-- Begin Records to use --

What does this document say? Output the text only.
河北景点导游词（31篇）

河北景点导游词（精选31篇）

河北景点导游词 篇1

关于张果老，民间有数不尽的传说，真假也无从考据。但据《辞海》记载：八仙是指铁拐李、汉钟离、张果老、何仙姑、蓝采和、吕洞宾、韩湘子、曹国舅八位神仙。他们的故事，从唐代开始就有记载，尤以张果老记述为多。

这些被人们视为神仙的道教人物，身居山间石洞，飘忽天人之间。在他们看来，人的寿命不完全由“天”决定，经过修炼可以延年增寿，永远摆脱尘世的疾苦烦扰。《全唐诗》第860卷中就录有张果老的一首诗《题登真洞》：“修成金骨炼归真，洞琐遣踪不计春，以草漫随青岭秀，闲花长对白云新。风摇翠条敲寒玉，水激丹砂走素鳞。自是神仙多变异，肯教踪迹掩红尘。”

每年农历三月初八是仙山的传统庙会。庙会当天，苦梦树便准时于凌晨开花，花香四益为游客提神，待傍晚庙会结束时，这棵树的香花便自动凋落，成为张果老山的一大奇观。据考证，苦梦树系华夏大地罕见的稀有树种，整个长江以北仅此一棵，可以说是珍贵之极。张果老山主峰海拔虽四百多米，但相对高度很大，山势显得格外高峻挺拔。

-- End Records to use --

State how many lines above include the word "河北景点导游词", and nothing more.

3